### DESCRIPTION OF THE TASK
Where a line contains the word "Общественного", copy that line in full.

Entries taken from a collection
════════════════

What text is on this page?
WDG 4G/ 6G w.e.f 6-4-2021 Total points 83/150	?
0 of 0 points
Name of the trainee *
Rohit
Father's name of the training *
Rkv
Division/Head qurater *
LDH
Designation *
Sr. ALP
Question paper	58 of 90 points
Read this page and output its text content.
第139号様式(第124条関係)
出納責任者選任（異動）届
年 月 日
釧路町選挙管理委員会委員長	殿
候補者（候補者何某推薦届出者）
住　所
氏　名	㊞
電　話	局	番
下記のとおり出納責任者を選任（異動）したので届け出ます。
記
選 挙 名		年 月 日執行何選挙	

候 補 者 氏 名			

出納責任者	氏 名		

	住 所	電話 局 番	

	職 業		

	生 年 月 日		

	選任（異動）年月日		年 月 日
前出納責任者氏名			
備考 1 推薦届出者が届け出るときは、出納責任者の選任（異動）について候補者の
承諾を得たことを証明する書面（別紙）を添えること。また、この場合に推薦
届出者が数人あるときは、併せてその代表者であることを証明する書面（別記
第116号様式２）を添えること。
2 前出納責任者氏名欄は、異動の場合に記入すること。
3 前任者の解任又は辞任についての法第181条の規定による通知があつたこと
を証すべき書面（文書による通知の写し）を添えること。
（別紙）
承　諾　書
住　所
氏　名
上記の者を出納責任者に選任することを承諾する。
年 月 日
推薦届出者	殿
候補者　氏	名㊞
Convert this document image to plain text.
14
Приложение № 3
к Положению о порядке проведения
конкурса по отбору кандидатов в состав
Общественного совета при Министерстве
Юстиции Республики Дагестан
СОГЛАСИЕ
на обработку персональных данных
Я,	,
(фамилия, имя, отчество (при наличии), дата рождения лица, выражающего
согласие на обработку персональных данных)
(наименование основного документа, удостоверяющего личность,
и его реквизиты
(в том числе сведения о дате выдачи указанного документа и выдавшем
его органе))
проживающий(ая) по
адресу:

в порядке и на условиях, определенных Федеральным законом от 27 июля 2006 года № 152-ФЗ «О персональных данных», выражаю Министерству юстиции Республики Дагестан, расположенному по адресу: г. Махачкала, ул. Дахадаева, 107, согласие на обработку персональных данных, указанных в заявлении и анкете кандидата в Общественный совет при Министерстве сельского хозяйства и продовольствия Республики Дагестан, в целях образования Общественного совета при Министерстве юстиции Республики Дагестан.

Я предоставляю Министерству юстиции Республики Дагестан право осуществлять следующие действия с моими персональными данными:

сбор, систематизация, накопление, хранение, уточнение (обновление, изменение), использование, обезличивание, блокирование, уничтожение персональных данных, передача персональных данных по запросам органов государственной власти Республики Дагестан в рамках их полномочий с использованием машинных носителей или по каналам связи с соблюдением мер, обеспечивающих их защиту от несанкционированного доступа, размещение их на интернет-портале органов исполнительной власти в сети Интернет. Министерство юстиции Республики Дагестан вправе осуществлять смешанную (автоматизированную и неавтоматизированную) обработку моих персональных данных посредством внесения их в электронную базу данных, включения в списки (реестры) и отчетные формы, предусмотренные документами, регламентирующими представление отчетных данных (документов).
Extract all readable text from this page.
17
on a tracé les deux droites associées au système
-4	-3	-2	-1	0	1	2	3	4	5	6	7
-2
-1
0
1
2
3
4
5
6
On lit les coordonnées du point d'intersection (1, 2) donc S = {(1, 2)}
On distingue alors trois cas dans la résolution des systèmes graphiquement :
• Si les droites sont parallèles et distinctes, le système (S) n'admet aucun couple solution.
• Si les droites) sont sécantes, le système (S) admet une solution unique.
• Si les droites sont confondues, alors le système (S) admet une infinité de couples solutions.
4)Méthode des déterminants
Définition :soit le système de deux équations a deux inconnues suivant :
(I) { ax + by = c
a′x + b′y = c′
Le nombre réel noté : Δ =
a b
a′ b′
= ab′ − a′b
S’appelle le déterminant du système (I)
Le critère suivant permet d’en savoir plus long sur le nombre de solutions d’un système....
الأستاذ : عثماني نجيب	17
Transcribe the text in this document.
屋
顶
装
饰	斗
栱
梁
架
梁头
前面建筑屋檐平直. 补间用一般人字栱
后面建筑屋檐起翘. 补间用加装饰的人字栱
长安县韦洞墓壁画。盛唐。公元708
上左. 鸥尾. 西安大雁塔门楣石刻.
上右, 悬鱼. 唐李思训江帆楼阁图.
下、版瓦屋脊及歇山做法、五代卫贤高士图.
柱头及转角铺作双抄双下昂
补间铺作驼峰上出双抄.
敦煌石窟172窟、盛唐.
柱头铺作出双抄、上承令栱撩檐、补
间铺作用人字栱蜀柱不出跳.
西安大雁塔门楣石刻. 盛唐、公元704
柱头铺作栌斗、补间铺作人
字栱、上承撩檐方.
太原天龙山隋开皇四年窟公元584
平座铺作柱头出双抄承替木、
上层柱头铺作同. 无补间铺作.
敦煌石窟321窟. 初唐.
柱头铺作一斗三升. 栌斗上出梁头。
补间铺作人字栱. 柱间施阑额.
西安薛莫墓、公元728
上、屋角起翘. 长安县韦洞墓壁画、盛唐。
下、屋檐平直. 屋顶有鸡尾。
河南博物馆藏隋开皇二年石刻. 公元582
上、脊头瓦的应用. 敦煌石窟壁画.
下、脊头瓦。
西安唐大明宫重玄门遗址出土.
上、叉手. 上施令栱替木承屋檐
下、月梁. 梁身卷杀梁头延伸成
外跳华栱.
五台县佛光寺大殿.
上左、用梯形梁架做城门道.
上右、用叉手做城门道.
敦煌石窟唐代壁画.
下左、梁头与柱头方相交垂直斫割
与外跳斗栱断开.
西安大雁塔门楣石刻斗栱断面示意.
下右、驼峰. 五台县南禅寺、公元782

════════════════

### WRITTEN ANSWER
Общественного совета при Министерстве
в порядке и на условиях, определенных Федеральным законом от 27 июля 2006 года № 152-ФЗ «О персональных данных», выражаю Министерству юстиции Республики Дагестан, расположенному по адресу: г. Махачкала, ул. Дахадаева, 107, согласие на обработку персональных данных, указанных в заявлении и анкете кандидата в Общественный совет при Министерстве сельского хозяйства и продовольствия Республики Дагестан, в целях образования Общественного совета при Министерстве юстиции Республики Дагестан.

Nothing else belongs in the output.